[Aim of the exercise]: Filter the records below down to lines containing "katta".
## START Material provided
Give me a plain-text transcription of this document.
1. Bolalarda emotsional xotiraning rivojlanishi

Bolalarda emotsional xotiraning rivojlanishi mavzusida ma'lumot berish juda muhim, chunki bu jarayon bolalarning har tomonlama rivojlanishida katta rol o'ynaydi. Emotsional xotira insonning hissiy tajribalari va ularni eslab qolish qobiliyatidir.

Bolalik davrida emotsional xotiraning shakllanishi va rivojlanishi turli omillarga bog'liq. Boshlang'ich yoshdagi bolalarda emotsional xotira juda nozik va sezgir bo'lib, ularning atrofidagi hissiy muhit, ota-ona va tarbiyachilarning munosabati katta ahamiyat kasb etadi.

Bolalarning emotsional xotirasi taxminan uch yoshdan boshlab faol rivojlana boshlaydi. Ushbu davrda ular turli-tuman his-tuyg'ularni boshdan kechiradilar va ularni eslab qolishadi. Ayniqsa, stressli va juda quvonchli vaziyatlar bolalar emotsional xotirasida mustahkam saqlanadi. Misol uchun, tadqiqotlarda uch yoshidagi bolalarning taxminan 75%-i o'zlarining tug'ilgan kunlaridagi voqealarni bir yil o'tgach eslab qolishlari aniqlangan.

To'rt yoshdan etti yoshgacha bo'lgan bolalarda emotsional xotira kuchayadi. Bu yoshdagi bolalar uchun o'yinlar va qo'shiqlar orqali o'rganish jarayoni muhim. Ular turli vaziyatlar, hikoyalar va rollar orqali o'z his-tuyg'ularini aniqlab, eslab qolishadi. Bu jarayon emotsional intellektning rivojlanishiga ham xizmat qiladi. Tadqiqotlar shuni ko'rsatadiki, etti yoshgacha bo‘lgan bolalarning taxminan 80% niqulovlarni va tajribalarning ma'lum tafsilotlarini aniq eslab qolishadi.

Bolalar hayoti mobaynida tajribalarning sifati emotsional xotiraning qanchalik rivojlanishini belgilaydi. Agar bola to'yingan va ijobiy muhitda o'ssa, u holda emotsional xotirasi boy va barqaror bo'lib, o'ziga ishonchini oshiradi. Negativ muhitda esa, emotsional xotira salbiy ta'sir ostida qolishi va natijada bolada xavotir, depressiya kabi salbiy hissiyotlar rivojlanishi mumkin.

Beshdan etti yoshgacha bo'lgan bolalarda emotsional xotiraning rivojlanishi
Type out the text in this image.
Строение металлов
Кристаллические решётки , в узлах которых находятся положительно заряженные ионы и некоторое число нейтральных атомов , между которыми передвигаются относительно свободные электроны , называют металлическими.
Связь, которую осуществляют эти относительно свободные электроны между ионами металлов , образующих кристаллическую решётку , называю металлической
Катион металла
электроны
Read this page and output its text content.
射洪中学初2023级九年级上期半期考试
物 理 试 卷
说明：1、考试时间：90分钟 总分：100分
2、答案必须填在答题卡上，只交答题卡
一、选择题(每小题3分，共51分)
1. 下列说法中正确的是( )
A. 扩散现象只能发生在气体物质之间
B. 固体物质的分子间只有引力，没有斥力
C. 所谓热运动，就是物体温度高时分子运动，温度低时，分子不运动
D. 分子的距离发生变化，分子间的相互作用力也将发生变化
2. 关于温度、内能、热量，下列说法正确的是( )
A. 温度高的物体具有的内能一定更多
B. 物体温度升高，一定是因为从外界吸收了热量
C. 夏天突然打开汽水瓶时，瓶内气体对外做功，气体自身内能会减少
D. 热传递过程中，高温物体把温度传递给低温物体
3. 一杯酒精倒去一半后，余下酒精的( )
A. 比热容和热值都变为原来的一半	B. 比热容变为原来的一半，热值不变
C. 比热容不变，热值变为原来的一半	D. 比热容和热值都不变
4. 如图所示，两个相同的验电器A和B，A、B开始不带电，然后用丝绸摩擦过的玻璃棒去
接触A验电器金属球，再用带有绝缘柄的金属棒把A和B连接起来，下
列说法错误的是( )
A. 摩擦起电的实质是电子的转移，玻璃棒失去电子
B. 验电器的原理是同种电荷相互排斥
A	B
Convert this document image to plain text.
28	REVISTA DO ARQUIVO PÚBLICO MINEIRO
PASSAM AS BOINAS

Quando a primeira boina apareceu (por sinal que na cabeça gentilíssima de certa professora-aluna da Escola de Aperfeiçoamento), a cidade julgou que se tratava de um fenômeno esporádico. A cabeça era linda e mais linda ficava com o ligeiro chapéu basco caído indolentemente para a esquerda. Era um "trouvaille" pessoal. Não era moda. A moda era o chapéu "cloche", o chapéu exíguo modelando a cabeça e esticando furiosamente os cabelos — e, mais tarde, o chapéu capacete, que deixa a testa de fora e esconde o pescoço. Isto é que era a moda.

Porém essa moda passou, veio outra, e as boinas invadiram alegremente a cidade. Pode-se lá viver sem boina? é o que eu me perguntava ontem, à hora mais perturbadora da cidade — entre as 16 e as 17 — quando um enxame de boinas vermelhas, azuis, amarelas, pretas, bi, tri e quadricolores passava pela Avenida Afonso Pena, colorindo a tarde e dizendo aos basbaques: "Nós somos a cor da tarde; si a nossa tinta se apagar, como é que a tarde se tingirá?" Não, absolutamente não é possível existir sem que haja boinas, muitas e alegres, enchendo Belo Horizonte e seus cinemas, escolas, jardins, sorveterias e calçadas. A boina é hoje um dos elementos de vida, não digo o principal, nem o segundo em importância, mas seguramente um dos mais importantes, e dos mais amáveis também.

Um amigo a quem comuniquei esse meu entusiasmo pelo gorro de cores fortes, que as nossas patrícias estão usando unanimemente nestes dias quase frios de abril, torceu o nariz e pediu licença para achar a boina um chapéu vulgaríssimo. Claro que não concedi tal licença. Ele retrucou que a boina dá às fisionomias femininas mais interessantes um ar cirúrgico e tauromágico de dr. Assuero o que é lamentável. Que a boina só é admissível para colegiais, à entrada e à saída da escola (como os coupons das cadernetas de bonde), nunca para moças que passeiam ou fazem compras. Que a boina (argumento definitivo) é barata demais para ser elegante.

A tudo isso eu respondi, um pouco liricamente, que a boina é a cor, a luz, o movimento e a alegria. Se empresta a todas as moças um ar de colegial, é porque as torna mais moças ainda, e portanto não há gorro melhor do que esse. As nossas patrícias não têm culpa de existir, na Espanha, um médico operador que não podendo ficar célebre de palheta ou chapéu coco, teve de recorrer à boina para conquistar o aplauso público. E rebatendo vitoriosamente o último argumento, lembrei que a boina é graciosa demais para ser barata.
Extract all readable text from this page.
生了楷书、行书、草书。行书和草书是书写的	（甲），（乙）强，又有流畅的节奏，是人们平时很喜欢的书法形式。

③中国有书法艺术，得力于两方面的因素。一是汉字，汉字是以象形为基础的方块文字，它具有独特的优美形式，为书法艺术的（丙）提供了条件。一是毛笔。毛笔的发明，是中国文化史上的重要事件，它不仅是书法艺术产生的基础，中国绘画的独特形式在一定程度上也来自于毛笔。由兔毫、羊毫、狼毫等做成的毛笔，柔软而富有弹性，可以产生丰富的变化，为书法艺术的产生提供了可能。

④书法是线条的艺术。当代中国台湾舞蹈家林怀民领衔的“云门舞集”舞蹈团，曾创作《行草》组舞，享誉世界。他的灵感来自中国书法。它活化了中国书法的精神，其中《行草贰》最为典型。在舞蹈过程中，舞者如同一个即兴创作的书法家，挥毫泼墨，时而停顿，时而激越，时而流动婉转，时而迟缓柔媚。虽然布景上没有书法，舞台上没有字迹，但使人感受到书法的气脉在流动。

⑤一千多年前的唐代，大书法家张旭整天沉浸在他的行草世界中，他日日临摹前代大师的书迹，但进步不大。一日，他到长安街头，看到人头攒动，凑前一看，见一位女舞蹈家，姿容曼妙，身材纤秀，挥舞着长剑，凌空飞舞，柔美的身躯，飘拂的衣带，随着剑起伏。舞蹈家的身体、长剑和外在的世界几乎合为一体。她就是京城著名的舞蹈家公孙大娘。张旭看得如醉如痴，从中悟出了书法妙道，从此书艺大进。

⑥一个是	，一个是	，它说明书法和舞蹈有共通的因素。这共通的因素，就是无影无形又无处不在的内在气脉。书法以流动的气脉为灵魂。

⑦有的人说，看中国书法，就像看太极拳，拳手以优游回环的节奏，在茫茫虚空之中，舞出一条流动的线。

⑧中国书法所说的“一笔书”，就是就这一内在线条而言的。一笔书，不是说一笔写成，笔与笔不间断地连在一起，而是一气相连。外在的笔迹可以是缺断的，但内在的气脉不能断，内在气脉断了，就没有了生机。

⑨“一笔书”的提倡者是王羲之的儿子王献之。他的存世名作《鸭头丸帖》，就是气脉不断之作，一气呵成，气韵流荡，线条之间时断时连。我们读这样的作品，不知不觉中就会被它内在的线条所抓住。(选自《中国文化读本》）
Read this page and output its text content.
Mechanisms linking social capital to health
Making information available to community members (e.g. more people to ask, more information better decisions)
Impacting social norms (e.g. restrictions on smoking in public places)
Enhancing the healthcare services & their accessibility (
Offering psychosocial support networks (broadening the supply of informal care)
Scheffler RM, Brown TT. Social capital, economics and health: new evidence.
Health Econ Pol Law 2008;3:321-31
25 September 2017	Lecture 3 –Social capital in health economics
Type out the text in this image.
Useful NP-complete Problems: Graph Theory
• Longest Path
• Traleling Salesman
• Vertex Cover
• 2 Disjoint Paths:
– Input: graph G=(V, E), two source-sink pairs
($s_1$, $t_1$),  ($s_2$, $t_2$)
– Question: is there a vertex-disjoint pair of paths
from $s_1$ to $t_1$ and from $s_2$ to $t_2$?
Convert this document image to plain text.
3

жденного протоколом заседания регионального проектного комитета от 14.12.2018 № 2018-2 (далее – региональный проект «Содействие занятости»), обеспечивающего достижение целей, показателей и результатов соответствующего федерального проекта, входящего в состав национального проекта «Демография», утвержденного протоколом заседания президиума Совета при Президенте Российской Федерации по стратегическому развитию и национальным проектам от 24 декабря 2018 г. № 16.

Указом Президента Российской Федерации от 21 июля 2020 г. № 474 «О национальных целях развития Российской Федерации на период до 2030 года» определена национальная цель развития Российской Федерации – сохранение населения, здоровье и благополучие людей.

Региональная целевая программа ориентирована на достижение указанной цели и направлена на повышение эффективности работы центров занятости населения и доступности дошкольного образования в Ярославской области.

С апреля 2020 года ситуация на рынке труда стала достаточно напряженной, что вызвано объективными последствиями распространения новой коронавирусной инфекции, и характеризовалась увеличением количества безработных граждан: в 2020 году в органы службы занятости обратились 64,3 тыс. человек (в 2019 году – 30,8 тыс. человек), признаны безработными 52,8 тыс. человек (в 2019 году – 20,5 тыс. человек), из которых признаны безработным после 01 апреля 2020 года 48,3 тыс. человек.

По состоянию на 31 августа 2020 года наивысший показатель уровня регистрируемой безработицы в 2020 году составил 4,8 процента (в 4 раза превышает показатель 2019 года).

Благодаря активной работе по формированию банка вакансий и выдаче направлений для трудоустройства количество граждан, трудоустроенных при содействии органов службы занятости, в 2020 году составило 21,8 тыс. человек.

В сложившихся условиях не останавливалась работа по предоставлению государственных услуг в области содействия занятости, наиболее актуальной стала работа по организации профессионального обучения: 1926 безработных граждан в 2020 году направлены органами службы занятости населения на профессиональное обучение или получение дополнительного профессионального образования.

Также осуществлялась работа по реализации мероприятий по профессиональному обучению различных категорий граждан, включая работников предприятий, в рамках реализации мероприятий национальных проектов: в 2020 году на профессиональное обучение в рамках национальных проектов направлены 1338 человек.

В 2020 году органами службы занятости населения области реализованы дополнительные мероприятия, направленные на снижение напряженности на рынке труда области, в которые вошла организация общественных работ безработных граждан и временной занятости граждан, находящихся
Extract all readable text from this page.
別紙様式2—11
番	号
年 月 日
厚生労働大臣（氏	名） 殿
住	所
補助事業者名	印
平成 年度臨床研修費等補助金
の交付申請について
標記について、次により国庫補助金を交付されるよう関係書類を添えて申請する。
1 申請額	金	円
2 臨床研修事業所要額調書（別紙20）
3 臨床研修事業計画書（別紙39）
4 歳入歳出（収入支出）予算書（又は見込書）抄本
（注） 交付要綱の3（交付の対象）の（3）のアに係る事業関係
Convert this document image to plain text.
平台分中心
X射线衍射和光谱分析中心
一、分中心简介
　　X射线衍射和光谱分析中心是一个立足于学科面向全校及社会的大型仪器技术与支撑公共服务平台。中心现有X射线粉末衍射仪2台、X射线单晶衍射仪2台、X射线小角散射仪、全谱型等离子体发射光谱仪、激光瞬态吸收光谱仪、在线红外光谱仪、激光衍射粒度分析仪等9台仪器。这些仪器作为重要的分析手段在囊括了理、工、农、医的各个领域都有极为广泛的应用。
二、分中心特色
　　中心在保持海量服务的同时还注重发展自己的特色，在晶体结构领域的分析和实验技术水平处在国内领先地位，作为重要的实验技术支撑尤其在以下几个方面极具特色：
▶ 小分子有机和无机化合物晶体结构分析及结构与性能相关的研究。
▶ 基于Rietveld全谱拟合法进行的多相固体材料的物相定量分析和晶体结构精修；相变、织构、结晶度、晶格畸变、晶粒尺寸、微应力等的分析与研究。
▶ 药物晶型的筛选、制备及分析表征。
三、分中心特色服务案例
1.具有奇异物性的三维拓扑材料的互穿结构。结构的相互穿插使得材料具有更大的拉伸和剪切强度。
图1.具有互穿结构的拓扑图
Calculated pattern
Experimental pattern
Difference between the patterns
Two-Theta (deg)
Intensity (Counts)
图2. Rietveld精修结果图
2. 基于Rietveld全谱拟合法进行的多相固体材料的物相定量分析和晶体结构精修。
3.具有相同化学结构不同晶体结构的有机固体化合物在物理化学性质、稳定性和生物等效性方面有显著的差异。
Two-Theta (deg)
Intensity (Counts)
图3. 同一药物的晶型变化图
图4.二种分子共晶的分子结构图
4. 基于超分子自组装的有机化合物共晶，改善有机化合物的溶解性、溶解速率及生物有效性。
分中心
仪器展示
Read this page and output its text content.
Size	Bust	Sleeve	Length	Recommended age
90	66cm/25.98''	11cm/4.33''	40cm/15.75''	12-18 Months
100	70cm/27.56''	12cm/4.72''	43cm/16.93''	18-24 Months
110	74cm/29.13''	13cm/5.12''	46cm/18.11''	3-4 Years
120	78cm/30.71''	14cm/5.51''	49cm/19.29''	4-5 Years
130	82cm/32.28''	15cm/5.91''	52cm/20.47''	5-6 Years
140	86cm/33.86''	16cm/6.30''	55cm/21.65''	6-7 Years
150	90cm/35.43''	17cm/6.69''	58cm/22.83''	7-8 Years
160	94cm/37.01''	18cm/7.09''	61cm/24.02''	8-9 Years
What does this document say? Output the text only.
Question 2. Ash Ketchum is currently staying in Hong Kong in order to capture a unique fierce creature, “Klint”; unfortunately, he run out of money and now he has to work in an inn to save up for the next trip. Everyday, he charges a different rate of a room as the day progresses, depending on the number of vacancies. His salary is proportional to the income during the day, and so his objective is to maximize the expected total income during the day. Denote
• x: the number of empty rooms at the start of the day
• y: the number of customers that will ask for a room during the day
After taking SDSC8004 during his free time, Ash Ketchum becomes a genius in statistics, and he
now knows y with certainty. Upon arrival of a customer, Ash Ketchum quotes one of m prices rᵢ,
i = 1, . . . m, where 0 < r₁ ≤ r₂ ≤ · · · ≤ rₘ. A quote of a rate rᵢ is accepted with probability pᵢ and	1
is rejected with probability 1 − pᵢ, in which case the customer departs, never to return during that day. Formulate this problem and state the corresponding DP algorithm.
## END Material provided
[Result for this exercise]:
Bolalarda emotsional xotiraning rivojlanishi mavzusida ma'lumot berish juda muhim, chunki bu jarayon bolalarning har tomonlama rivojlanishida katta rol o'ynaydi. Emotsional xotira insonning hissiy tajribalari va ularni eslab qolish qobiliyatidir.
Bolalik davrida emotsional xotiraning shakllanishi va rivojlanishi turli omillarga bog'liq. Boshlang'ich yoshdagi bolalarda emotsional xotira juda nozik va sezgir bo'lib, ularning atrofidagi hissiy muhit, ota-ona va tarbiyachilarning munosabati katta ahamiyat kasb etadi.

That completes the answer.